Task statement: State whether each statement agrees with the bootstrap_ci documentation, answering yes or no and quoting the deciding words of that documentation exactly. 1. By default, the function generates 10000 bootstrap samples. 2. Passing an empty values argument raises a ValueError. 3. The first element of the returned tuple is the metric computed on a bootstrap sample.

Extract:
Skip to content

util

genlm.eval.util

bootstrap_ci(values, metric, ci=0.95, n_bootstrap=10000)

Calculate bootstrap confidence intervals for a given metric.

Parameters:

Name Type Description Default
values array - like

Array-like object containing the data points.

required
metric function

Function that computes the statistic of interest (e.g., np.mean, np.median).

required
ci float

Confidence interval level (between 0 and 1). Default is 0.95 for 95% CI.

0.95
n_bootstrap int

Number of bootstrap samples to generate. Default is 10000.

10000

Returns:

Type Description
tuple

(mean, lower, upper) where: - mean is the metric computed on the original data - lower is the lower bound of the confidence interval - upper is the upper bound of the confidence interval

Raises:

Type Description
ValueError

If ci is not between 0 and 1 or if values is empty.

Source code in genlm/eval/util.py
def bootstrap_ci(values, metric, ci=0.95, n_bootstrap=10000):
    """Calculate bootstrap confidence intervals for a given metric.

Material supplied:
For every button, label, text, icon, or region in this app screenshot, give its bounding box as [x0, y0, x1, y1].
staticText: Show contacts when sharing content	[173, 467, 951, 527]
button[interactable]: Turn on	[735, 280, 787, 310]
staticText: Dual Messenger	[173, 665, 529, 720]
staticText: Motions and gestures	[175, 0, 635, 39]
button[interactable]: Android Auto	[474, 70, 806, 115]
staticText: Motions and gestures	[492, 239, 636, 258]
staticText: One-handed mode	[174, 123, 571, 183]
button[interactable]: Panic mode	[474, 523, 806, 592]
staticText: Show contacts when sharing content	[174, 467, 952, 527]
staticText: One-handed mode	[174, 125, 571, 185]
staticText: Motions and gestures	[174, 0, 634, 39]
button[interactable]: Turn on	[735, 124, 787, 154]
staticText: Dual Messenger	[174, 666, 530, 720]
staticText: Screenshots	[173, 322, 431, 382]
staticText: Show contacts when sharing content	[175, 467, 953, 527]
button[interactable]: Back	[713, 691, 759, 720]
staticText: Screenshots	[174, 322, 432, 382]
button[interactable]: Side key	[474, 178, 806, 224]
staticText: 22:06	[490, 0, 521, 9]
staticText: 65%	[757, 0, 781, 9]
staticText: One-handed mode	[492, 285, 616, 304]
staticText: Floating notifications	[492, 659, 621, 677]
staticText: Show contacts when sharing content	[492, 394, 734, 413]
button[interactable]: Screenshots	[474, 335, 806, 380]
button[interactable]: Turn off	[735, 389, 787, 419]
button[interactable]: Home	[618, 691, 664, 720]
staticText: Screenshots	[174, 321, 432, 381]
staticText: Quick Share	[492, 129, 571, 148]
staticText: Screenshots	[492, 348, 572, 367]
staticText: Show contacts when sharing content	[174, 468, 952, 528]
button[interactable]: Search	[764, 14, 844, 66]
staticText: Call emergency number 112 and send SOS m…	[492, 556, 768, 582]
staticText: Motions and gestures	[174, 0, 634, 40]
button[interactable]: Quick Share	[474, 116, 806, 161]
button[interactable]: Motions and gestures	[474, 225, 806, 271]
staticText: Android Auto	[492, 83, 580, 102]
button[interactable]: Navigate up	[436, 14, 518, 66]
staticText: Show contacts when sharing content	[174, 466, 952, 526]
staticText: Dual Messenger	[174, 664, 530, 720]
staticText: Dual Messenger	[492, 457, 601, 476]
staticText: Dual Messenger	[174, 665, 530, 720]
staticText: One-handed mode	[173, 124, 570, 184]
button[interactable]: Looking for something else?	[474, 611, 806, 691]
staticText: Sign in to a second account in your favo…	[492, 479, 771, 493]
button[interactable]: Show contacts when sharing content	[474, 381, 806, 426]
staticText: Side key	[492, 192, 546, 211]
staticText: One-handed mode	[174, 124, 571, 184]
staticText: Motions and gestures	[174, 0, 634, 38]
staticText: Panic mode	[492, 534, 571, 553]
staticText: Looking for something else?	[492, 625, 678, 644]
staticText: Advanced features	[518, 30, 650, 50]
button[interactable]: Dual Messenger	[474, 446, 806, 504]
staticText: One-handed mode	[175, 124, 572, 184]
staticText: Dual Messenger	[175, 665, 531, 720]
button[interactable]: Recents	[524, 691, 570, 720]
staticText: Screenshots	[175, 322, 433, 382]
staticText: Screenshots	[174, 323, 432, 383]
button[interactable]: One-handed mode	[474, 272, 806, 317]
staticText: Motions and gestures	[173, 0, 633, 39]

Output:
1. Yes: "Number of bootstrap samples to generate. Default is 10000."
2. Yes: "If ci is not between 0 and 1 or if values is empty."
3. No: "mean is the metric computed on the original data"